— begin Data lines —
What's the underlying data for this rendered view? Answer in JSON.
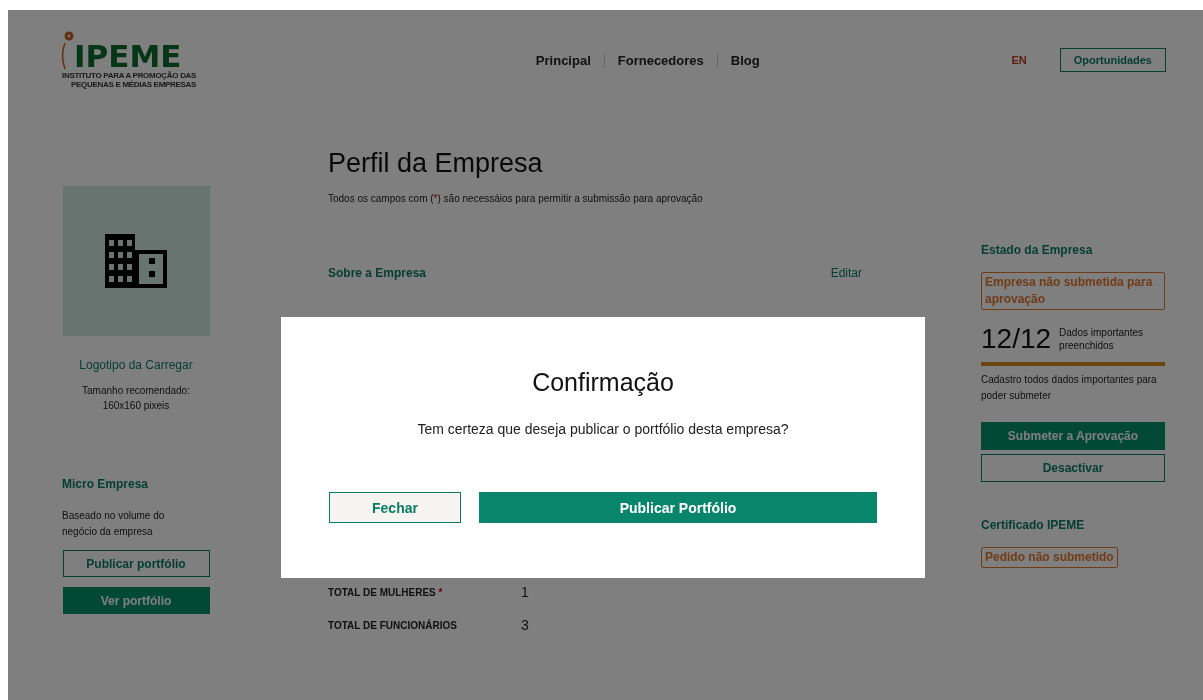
{
  "header": {
    "logo": {
      "name": "IPEME",
      "tagline": [
        "INSTITUTO PARA A PROMOÇÃO DAS",
        "PEQUENAS E MÉDIAS EMPRESAS"
      ]
    },
    "nav": [
      "Principal",
      "Fornecedores",
      "Blog"
    ],
    "language": "EN",
    "cta": "Oportunidades"
  },
  "left": {
    "logo_link": "Logotipo da Carregar",
    "size_hint": [
      "Tamanho recomendado:",
      "160x160 pixeis"
    ],
    "category": "Micro Empresa",
    "category_note": "Baseado no volume do negócio da empresa",
    "buttons": [
      {
        "label": "Publicar portfólio",
        "kind": "outline"
      },
      {
        "label": "Ver portfólio",
        "kind": "solid"
      }
    ]
  },
  "main": {
    "title": "Perfil da Empresa",
    "note": {
      "before": "Todos os campos com (",
      "mark": "*",
      "after": ") são necessáios para permitir a submissão para aprovação"
    },
    "section": {
      "title": "Sobre a Empresa",
      "action": "Editar"
    },
    "fields": [
      {
        "label": "TOTAL DE MULHERES",
        "required": true,
        "value": "1"
      },
      {
        "label": "TOTAL DE FUNCIONÁRIOS",
        "required": false,
        "value": "3"
      }
    ]
  },
  "right": {
    "status_title": "Estado da Empresa",
    "status_badge": "Empresa não submetida para aprovação",
    "progress": {
      "count": "12/12",
      "label": "Dados importantes preenchidos",
      "level": 1
    },
    "hint": "Cadastro todos dados importantes para poder submeter",
    "buttons": [
      {
        "label": "Submeter a Aprovação",
        "kind": "solid"
      },
      {
        "label": "Desactivar",
        "kind": "outline"
      }
    ],
    "cert_title": "Certificado IPEME",
    "cert_badge": "Pedido não submetido"
  },
  "modal": {
    "title": "Confirmação",
    "message": "Tem certeza que deseja publicar o portfólio desta empresa?",
    "buttons": [
      {
        "label": "Fechar",
        "kind": "secondary"
      },
      {
        "label": "Publicar Portfólio",
        "kind": "primary"
      }
    ]
  }
}
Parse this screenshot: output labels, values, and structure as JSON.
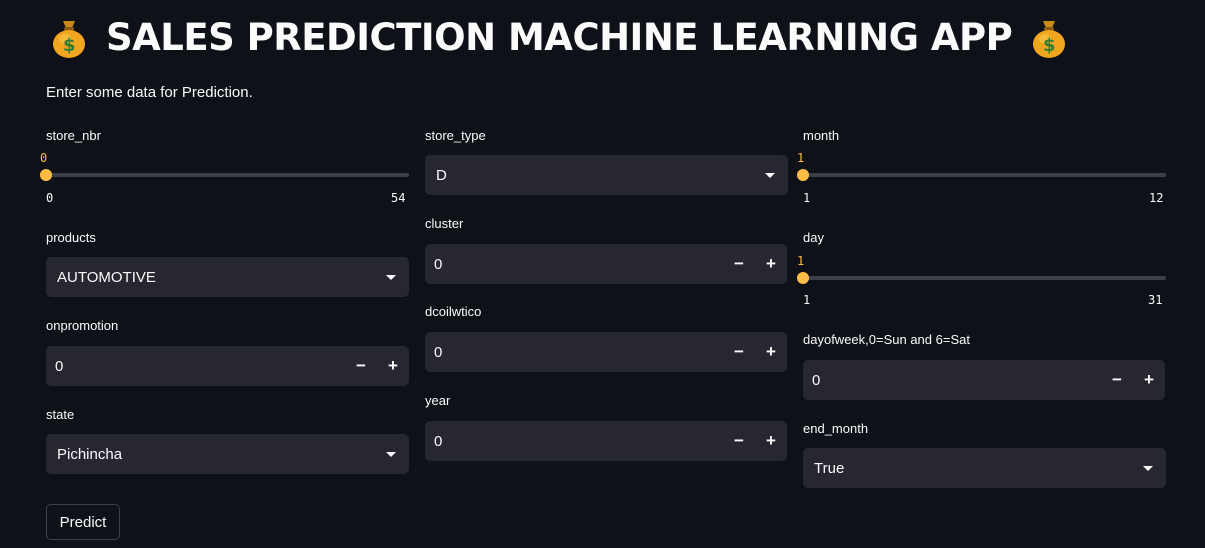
{
  "app": {
    "title": "SALES PREDICTION MACHINE LEARNING APP",
    "title_icon": "money-bag-icon",
    "subtitle": "Enter some data for Prediction."
  },
  "colors": {
    "background": "#0e1117",
    "widget": "#262730",
    "accent": "#ffbd45",
    "text": "#fafafa"
  },
  "form": {
    "store_nbr": {
      "label": "store_nbr",
      "value": "0",
      "min": "0",
      "max": "54"
    },
    "products": {
      "label": "products",
      "value": "AUTOMOTIVE"
    },
    "onpromotion": {
      "label": "onpromotion",
      "value": "0",
      "minus": "−",
      "plus": "+"
    },
    "state": {
      "label": "state",
      "value": "Pichincha"
    },
    "store_type": {
      "label": "store_type",
      "value": "D"
    },
    "cluster": {
      "label": "cluster",
      "value": "0",
      "minus": "−",
      "plus": "+"
    },
    "dcoilwtico": {
      "label": "dcoilwtico",
      "value": "0",
      "minus": "−",
      "plus": "+"
    },
    "year": {
      "label": "year",
      "value": "0",
      "minus": "−",
      "plus": "+"
    },
    "month": {
      "label": "month",
      "value": "1",
      "min": "1",
      "max": "12"
    },
    "day": {
      "label": "day",
      "value": "1",
      "min": "1",
      "max": "31"
    },
    "dayofweek": {
      "label": "dayofweek,0=Sun and 6=Sat",
      "value": "0",
      "minus": "−",
      "plus": "+"
    },
    "end_month": {
      "label": "end_month",
      "value": "True"
    }
  },
  "predict_button": {
    "label": "Predict"
  }
}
— end Data lines —
- **Work required**
Extract the text of all the records above verbatim, excluding pictures.

- **Finished exercise**
What's the underlying data for this rendered view? Answer in JSON.
{
  "header": {
    "logo": {
      "name": "IPEME",
      "tagline": [
        "INSTITUTO PARA A PROMOÇÃO DAS",
        "PEQUENAS E MÉDIAS EMPRESAS"
      ]
    },
    "nav": [
      "Principal",
      "Fornecedores",
      "Blog"
    ],
    "language": "EN",
    "cta": "Oportunidades"
  },
  "left": {
    "logo_link": "Logotipo da Carregar",
    "size_hint": [
      "Tamanho recomendado:",
      "160x160 pixeis"
    ],
    "category": "Micro Empresa",
    "category_note": "Baseado no volume do negócio da empresa",
    "buttons": [
      {
        "label": "Publicar portfólio",
        "kind": "outline"
      },
      {
        "label": "Ver portfólio",
        "kind": "solid"
      }
    ]
  },
  "main": {
    "title": "Perfil da Empresa",
    "note": {
      "before": "Todos os campos com (",
      "mark": "*",
      "after": ") são necessáios para permitir a submissão para aprovação"
    },
    "section": {
      "title": "Sobre a Empresa",
      "action": "Editar"
    },
    "fields": [
      {
        "label": "TOTAL DE MULHERES",
        "required": true,
        "value": "1"
      },
      {
        "label": "TOTAL DE FUNCIONÁRIOS",
        "required": false,
        "value": "3"
      }
    ]
  },
  "right": {
    "status_title": "Estado da Empresa",
    "status_badge": "Empresa não submetida para aprovação",
    "progress": {
      "count": "12/12",
      "label": "Dados importantes preenchidos",
      "level": 1
    },
    "hint": "Cadastro todos dados importantes para poder submeter",
    "buttons": [
      {
        "label": "Submeter a Aprovação",
        "kind": "solid"
      },
      {
        "label": "Desactivar",
        "kind": "outline"
      }
    ],
    "cert_title": "Certificado IPEME",
    "cert_badge": "Pedido não submetido"
  },
  "modal": {
    "title": "Confirmação",
    "message": "Tem certeza que deseja publicar o portfólio desta empresa?",
    "buttons": [
      {
        "label": "Fechar",
        "kind": "secondary"
      },
      {
        "label": "Publicar Portfólio",
        "kind": "primary"
      }
    ]
  }
}
Parse this screenshot: output labels, values, and structure as JSON.
{
  "app": {
    "title": "SALES PREDICTION MACHINE LEARNING APP",
    "title_icon": "money-bag-icon",
    "subtitle": "Enter some data for Prediction."
  },
  "colors": {
    "background": "#0e1117",
    "widget": "#262730",
    "accent": "#ffbd45",
    "text": "#fafafa"
  },
  "form": {
    "store_nbr": {
      "label": "store_nbr",
      "value": "0",
      "min": "0",
      "max": "54"
    },
    "products": {
      "label": "products",
      "value": "AUTOMOTIVE"
    },
    "onpromotion": {
      "label": "onpromotion",
      "value": "0",
      "minus": "−",
      "plus": "+"
    },
    "state": {
      "label": "state",
      "value": "Pichincha"
    },
    "store_type": {
      "label": "store_type",
      "value": "D"
    },
    "cluster": {
      "label": "cluster",
      "value": "0",
      "minus": "−",
      "plus": "+"
    },
    "dcoilwtico": {
      "label": "dcoilwtico",
      "value": "0",
      "minus": "−",
      "plus": "+"
    },
    "year": {
      "label": "year",
      "value": "0",
      "minus": "−",
      "plus": "+"
    },
    "month": {
      "label": "month",
      "value": "1",
      "min": "1",
      "max": "12"
    },
    "day": {
      "label": "day",
      "value": "1",
      "min": "1",
      "max": "31"
    },
    "dayofweek": {
      "label": "dayofweek,0=Sun and 6=Sat",
      "value": "0",
      "minus": "−",
      "plus": "+"
    },
    "end_month": {
      "label": "end_month",
      "value": "True"
    }
  },
  "predict_button": {
    "label": "Predict"
  }
}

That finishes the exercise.